▼

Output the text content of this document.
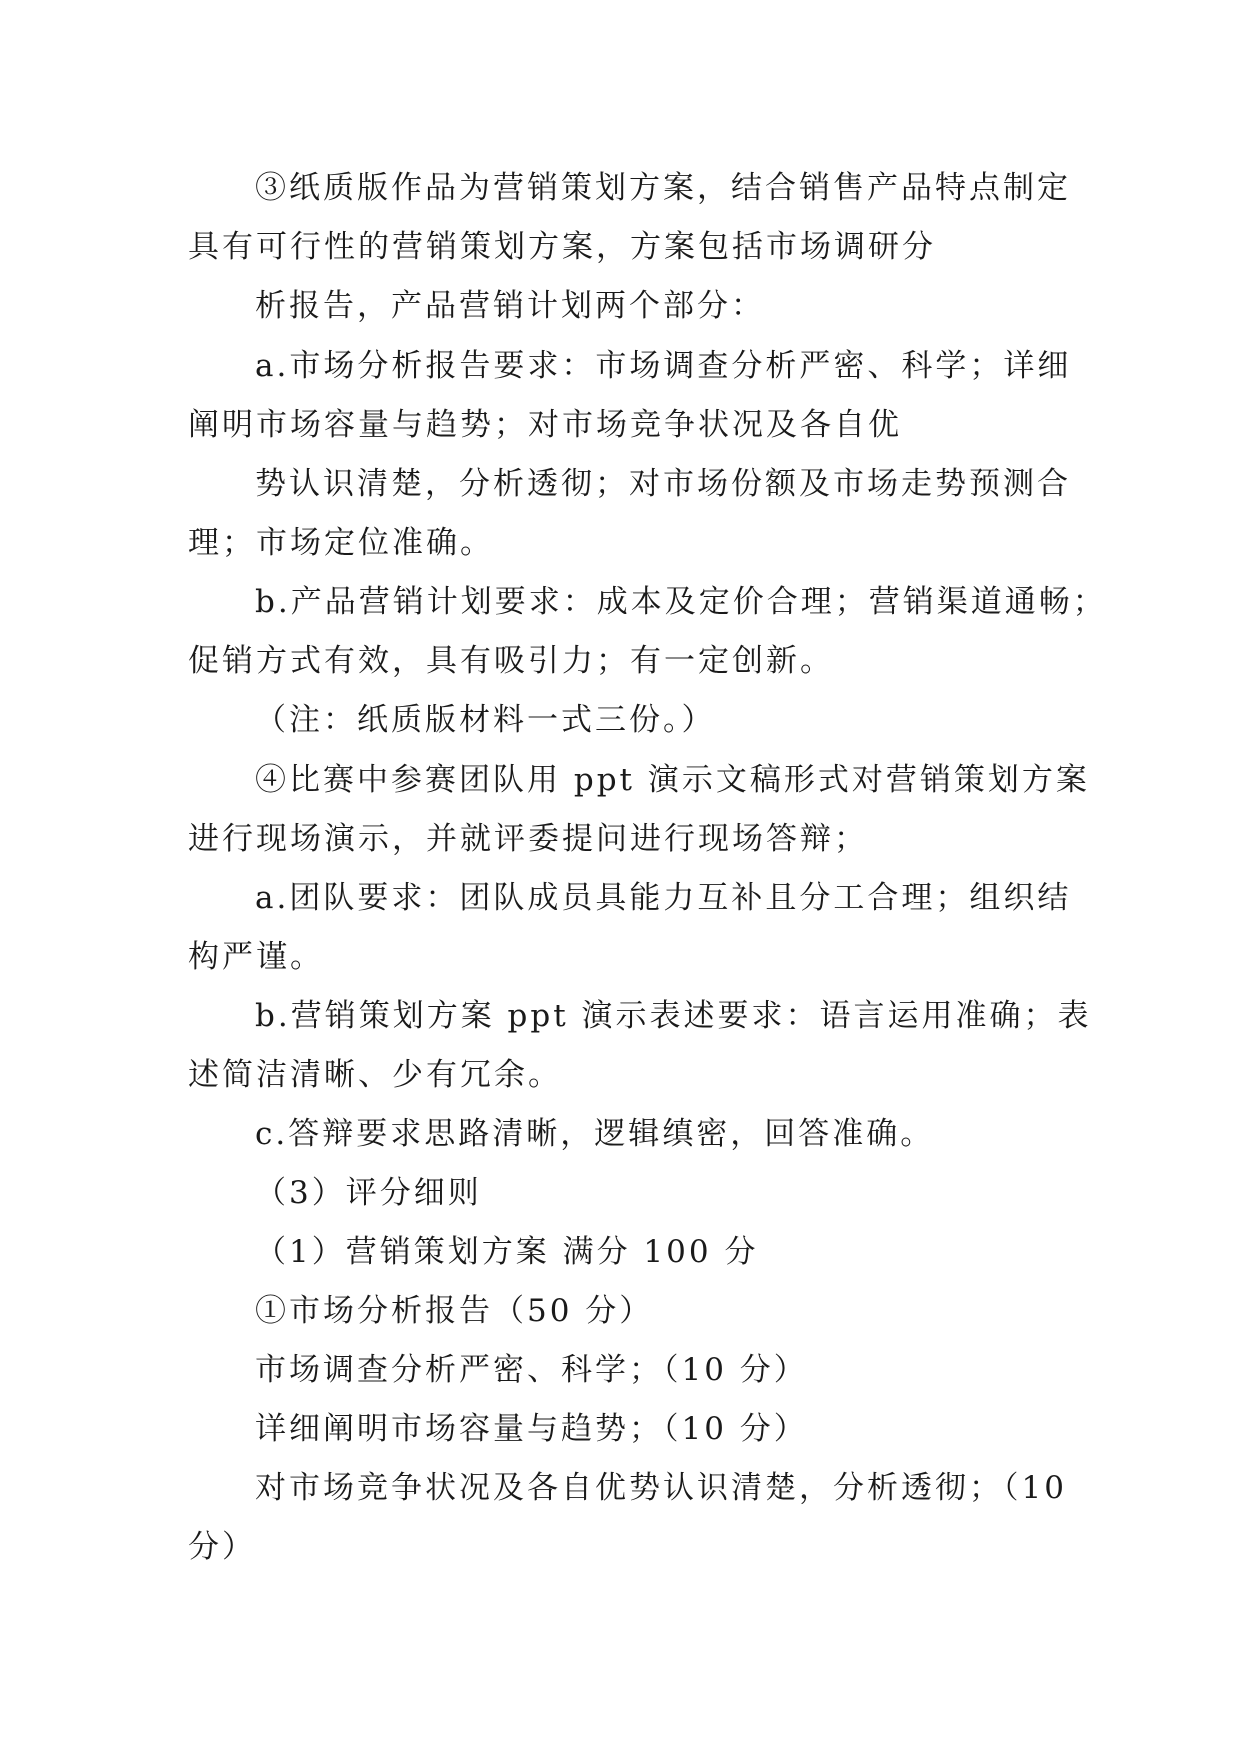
③纸质版作品为营销策划方案，结合销售产品特点制定
具有可行性的营销策划方案，方案包括市场调研分
析报告，产品营销计划两个部分：
a.市场分析报告要求：市场调查分析严密、科学；详细
阐明市场容量与趋势；对市场竞争状况及各自优
势认识清楚，分析透彻；对市场份额及市场走势预测合
理；市场定位准确。
b.产品营销计划要求：成本及定价合理；营销渠道通畅；
促销方式有效，具有吸引力；有一定创新。
（注：纸质版材料一式三份。）
④比赛中参赛团队用 ppt 演示文稿形式对营销策划方案
进行现场演示，并就评委提问进行现场答辩；
a.团队要求：团队成员具能力互补且分工合理；组织结
构严谨。
b.营销策划方案 ppt 演示表述要求：语言运用准确；表
述简洁清晰、少有冗余。
c.答辩要求思路清晰，逻辑缜密，回答准确。
（3）评分细则
（1）营销策划方案 满分 100 分
①市场分析报告（50 分）
市场调查分析严密、科学；（10 分）
详细阐明市场容量与趋势；（10 分）
对市场竞争状况及各自优势认识清楚，分析透彻；（10
分）
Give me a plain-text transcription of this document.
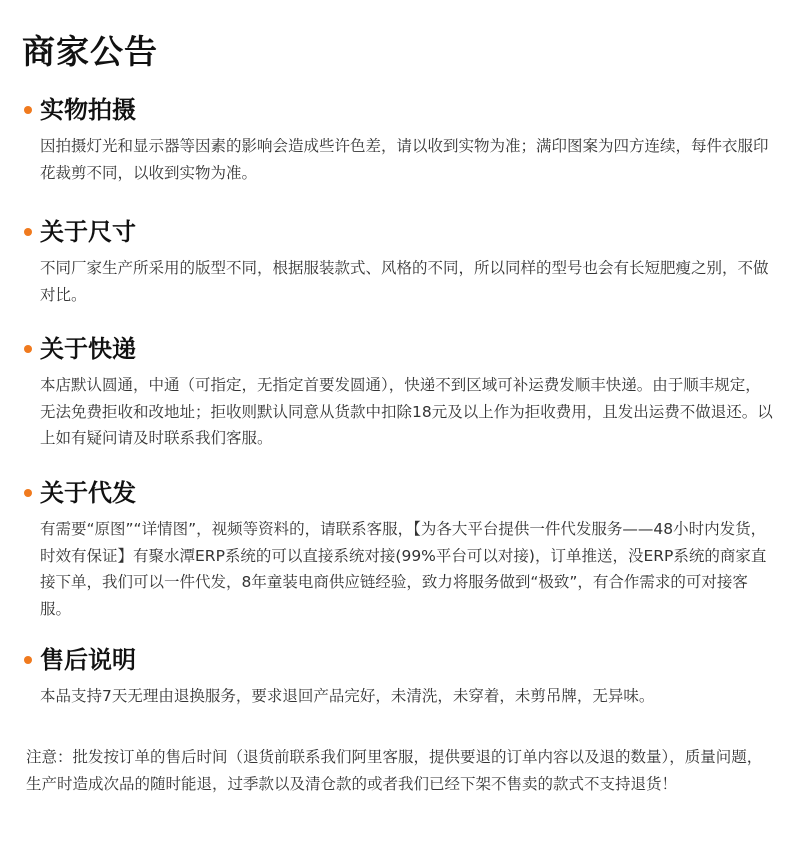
商家公告
实物拍摄
因拍摄灯光和显示器等因素的影响会造成些许色差，请以收到实物为准；满印图案为四方连续，每件衣服印花裁剪不同，以收到实物为准。
关于尺寸
不同厂家生产所采用的版型不同，根据服装款式、风格的不同，所以同样的型号也会有长短肥瘦之别，不做对比。
关于快递
本店默认圆通，中通（可指定，无指定首要发圆通），快递不到区域可补运费发顺丰快递。由于顺丰规定，无法免费拒收和改地址；拒收则默认同意从货款中扣除18元及以上作为拒收费用，且发出运费不做退还。以上如有疑问请及时联系我们客服。
关于代发
有需要“原图”“详情图”，视频等资料的，请联系客服，【为各大平台提供一件代发服务——48小时内发货，时效有保证】有聚水潭ERP系统的可以直接系统对接(99%平台可以对接)，订单推送，没ERP系统的商家直接下单，我们可以一件代发，8年童装电商供应链经验，致力将服务做到“极致”，有合作需求的可对接客服。
售后说明
本品支持7天无理由退换服务，要求退回产品完好，未清洗，未穿着，未剪吊牌，无异味。
注意：批发按订单的售后时间（退货前联系我们阿里客服，提供要退的订单内容以及退的数量），质量问题，生产时造成次品的随时能退，过季款以及清仓款的或者我们已经下架不售卖的款式不支持退货！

▲

Given exercise: In the records above, find the line with "Give me a plain-text" and copy from it through the last line exactly, without the pictures.

Exercise answer:
Give me a plain-text transcription of this document.
商家公告
实物拍摄
因拍摄灯光和显示器等因素的影响会造成些许色差，请以收到实物为准；满印图案为四方连续，每件衣服印花裁剪不同，以收到实物为准。
关于尺寸
不同厂家生产所采用的版型不同，根据服装款式、风格的不同，所以同样的型号也会有长短肥瘦之别，不做对比。
关于快递
本店默认圆通，中通（可指定，无指定首要发圆通），快递不到区域可补运费发顺丰快递。由于顺丰规定，无法免费拒收和改地址；拒收则默认同意从货款中扣除18元及以上作为拒收费用，且发出运费不做退还。以上如有疑问请及时联系我们客服。
关于代发
有需要“原图”“详情图”，视频等资料的，请联系客服，【为各大平台提供一件代发服务——48小时内发货，时效有保证】有聚水潭ERP系统的可以直接系统对接(99%平台可以对接)，订单推送，没ERP系统的商家直接下单，我们可以一件代发，8年童装电商供应链经验，致力将服务做到“极致”，有合作需求的可对接客服。
售后说明
本品支持7天无理由退换服务，要求退回产品完好，未清洗，未穿着，未剪吊牌，无异味。
注意：批发按订单的售后时间（退货前联系我们阿里客服，提供要退的订单内容以及退的数量），质量问题，生产时造成次品的随时能退，过季款以及清仓款的或者我们已经下架不售卖的款式不支持退货！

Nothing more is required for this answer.